**Problem to work on**
From the line containing "Output the text content of this document." to the end of the data, retype every line exactly and nothing else. Drop the pictures.

Saved data entries
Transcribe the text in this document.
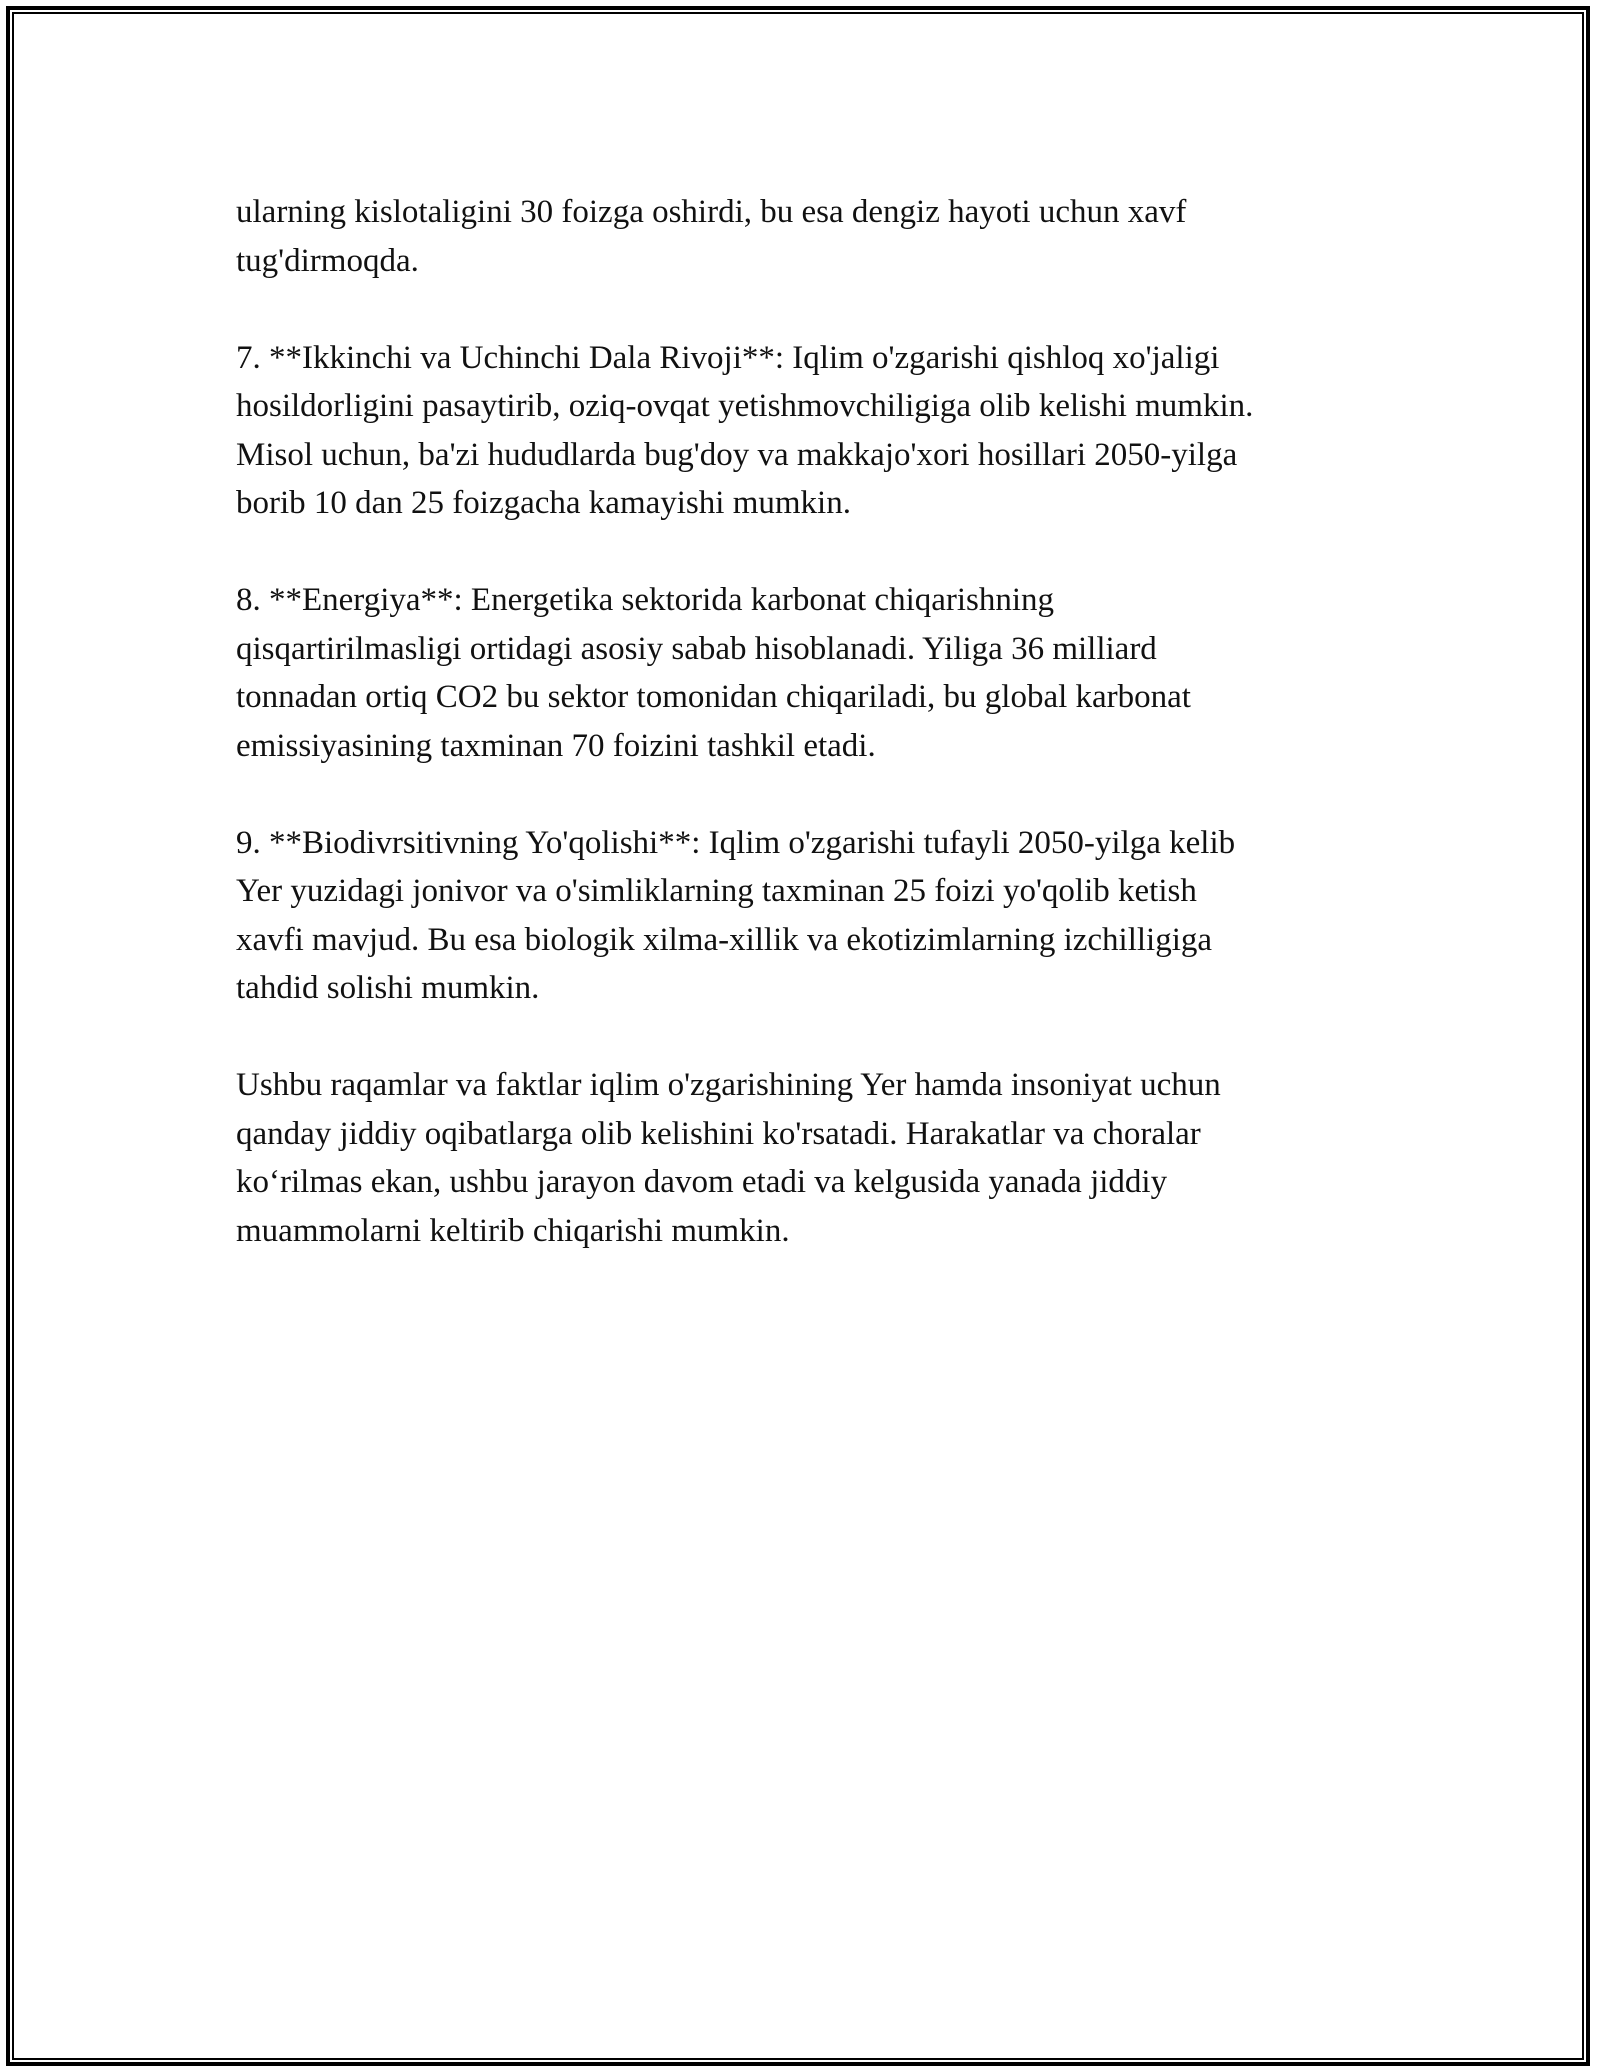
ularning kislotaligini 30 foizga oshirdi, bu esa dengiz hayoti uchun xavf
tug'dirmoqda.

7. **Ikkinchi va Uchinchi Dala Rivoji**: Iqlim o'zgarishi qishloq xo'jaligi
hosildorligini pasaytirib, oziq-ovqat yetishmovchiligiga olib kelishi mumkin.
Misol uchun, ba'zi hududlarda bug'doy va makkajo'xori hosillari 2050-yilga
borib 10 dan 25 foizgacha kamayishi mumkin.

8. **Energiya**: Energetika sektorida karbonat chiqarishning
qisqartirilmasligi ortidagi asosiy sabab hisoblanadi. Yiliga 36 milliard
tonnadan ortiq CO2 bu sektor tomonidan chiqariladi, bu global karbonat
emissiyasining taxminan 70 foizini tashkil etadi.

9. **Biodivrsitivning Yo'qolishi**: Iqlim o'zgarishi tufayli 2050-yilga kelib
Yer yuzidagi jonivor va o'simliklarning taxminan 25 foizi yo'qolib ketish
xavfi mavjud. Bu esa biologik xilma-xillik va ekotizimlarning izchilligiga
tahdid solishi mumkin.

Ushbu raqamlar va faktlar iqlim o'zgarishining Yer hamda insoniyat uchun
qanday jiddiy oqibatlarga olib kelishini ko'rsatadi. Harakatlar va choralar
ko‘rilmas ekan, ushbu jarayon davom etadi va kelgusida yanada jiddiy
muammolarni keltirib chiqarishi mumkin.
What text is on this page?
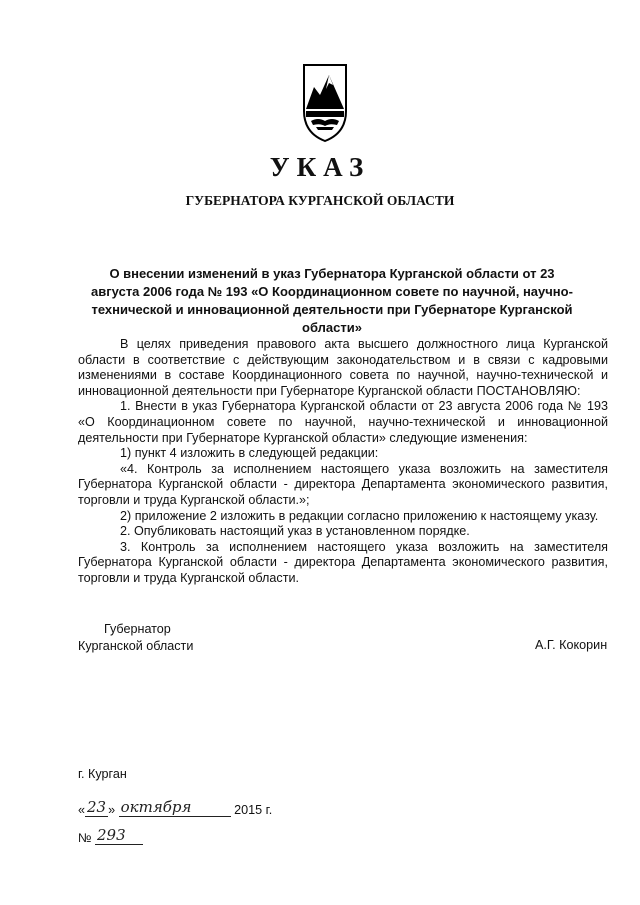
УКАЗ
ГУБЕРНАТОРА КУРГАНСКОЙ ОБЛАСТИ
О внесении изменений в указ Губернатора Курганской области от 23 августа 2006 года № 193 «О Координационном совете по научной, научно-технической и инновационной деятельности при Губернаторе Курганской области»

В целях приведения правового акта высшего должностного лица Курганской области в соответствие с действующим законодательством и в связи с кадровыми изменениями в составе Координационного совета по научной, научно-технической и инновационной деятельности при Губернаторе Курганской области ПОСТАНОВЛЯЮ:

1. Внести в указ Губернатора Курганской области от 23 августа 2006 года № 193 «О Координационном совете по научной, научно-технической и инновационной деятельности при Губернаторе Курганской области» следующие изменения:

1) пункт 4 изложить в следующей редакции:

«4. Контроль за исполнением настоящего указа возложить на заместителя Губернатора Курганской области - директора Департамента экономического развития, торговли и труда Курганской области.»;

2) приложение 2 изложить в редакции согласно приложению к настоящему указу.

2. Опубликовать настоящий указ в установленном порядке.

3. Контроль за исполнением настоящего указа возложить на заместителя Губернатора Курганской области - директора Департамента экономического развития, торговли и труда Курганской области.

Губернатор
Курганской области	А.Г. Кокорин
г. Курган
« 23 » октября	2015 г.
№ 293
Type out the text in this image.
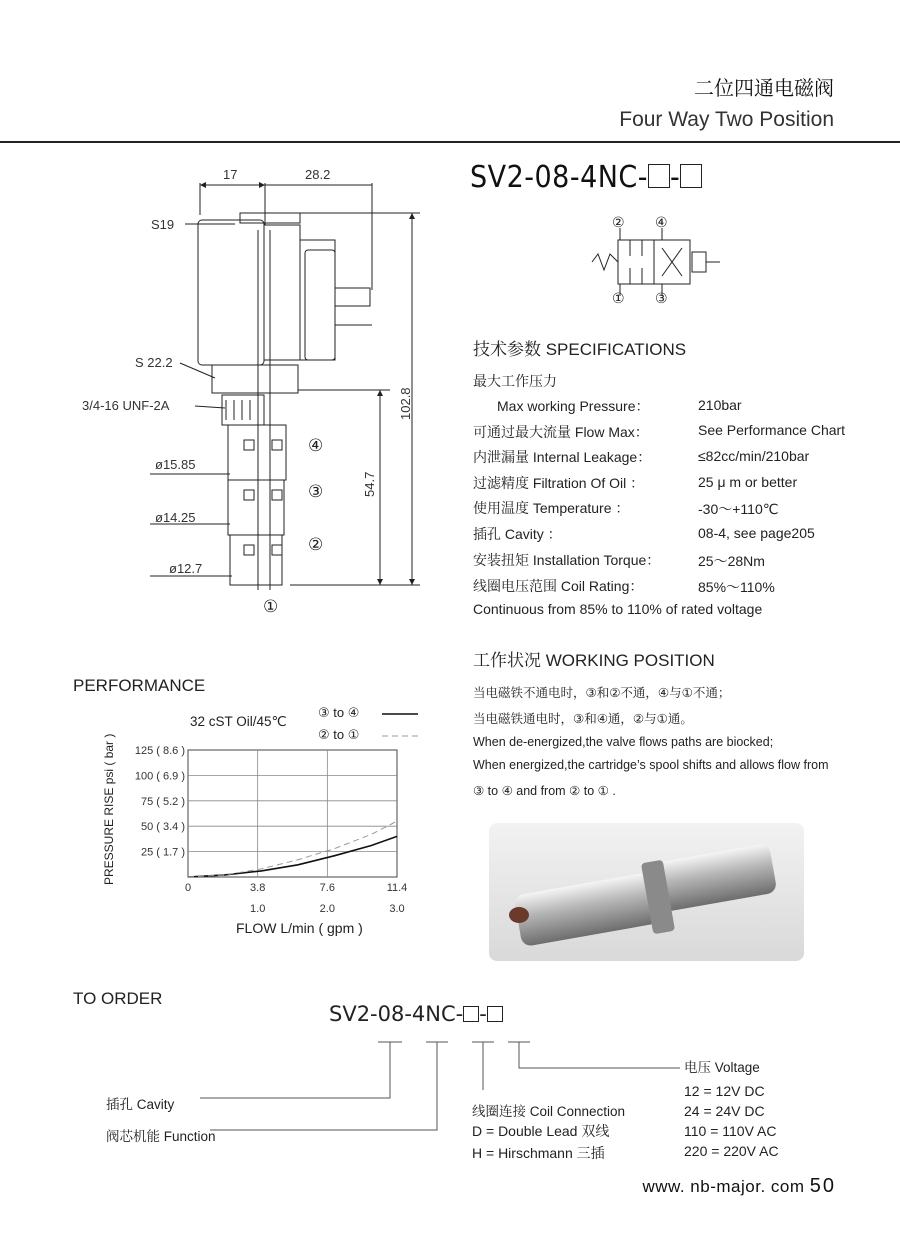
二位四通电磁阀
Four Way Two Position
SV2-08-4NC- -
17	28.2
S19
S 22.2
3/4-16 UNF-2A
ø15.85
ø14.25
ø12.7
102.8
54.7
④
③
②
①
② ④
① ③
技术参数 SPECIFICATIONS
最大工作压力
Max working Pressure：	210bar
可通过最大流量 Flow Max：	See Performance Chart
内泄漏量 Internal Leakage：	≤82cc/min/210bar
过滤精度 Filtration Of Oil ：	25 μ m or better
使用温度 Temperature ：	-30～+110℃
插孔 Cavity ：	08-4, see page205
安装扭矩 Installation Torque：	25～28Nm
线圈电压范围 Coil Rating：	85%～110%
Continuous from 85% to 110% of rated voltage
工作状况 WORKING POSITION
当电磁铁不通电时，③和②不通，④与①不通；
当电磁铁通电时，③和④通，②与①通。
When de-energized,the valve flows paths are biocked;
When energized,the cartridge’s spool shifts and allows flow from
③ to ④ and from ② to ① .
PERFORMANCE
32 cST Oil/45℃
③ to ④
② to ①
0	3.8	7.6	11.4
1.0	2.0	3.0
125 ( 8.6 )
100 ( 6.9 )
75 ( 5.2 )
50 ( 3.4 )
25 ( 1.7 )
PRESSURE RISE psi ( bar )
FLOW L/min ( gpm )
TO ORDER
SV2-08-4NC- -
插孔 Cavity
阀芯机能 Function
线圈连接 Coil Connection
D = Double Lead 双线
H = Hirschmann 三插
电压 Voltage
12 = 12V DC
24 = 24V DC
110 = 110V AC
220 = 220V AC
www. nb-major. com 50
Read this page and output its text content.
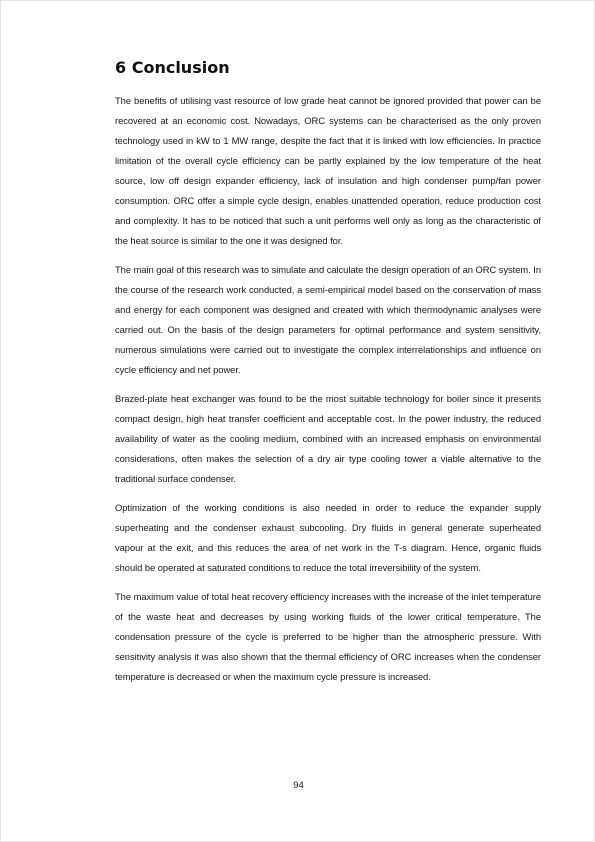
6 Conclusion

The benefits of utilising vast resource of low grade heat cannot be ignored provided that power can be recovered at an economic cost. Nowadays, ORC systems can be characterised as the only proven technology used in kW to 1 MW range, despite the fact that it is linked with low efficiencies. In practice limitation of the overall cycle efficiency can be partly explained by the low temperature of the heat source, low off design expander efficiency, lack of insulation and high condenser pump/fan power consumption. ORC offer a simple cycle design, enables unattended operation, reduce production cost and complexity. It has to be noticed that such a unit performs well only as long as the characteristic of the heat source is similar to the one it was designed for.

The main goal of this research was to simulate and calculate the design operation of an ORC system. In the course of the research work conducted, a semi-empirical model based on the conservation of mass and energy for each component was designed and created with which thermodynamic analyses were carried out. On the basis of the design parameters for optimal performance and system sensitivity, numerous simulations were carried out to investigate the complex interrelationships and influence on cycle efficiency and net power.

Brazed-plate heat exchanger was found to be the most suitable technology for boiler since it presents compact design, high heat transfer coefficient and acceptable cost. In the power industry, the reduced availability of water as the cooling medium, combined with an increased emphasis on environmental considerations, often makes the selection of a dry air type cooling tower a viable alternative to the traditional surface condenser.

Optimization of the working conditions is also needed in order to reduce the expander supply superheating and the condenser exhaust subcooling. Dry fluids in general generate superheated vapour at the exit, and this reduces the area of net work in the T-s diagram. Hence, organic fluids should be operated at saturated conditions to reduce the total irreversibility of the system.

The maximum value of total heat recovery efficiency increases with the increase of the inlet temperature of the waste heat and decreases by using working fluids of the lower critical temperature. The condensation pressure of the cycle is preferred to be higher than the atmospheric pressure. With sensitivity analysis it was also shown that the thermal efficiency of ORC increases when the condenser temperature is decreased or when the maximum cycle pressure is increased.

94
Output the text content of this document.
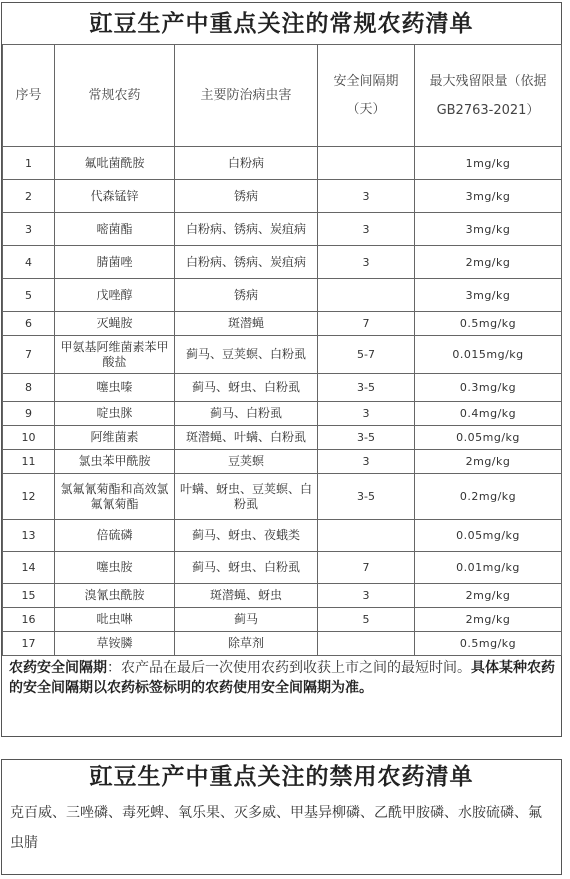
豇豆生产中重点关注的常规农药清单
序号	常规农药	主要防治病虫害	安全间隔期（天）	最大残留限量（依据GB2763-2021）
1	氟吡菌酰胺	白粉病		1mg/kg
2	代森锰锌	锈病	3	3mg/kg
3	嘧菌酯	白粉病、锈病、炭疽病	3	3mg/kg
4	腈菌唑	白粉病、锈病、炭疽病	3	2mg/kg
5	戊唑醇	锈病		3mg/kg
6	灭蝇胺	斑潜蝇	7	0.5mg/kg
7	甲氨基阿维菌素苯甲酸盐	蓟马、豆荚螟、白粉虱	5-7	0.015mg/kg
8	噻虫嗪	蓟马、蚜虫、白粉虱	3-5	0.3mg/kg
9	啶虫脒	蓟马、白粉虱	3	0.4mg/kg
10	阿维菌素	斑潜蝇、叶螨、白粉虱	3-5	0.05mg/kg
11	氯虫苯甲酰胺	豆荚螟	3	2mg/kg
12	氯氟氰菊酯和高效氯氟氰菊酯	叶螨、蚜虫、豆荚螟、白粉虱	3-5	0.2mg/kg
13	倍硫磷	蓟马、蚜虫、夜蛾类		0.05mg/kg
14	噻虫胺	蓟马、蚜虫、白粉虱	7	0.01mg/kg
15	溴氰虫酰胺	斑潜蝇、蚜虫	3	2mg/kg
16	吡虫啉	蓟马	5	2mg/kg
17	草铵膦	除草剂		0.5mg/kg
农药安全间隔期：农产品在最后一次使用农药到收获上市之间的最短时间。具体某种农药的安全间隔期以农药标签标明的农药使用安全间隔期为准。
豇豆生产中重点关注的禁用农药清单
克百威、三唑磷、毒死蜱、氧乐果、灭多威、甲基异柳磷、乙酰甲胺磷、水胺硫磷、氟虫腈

**The completed task**
Output the text content of this document.
豇豆生产中重点关注的常规农药清单
序号	常规农药	主要防治病虫害	安全间隔期（天）	最大残留限量（依据GB2763-2021）
1	氟吡菌酰胺	白粉病		1mg/kg
2	代森锰锌	锈病	3	3mg/kg
3	嘧菌酯	白粉病、锈病、炭疽病	3	3mg/kg
4	腈菌唑	白粉病、锈病、炭疽病	3	2mg/kg
5	戊唑醇	锈病		3mg/kg
6	灭蝇胺	斑潜蝇	7	0.5mg/kg
7	甲氨基阿维菌素苯甲酸盐	蓟马、豆荚螟、白粉虱	5-7	0.015mg/kg
8	噻虫嗪	蓟马、蚜虫、白粉虱	3-5	0.3mg/kg
9	啶虫脒	蓟马、白粉虱	3	0.4mg/kg
10	阿维菌素	斑潜蝇、叶螨、白粉虱	3-5	0.05mg/kg
11	氯虫苯甲酰胺	豆荚螟	3	2mg/kg
12	氯氟氰菊酯和高效氯氟氰菊酯	叶螨、蚜虫、豆荚螟、白粉虱	3-5	0.2mg/kg
13	倍硫磷	蓟马、蚜虫、夜蛾类		0.05mg/kg
14	噻虫胺	蓟马、蚜虫、白粉虱	7	0.01mg/kg
15	溴氰虫酰胺	斑潜蝇、蚜虫	3	2mg/kg
16	吡虫啉	蓟马	5	2mg/kg
17	草铵膦	除草剂		0.5mg/kg
农药安全间隔期：农产品在最后一次使用农药到收获上市之间的最短时间。具体某种农药的安全间隔期以农药标签标明的农药使用安全间隔期为准。
豇豆生产中重点关注的禁用农药清单
克百威、三唑磷、毒死蜱、氧乐果、灭多威、甲基异柳磷、乙酰甲胺磷、水胺硫磷、氟虫腈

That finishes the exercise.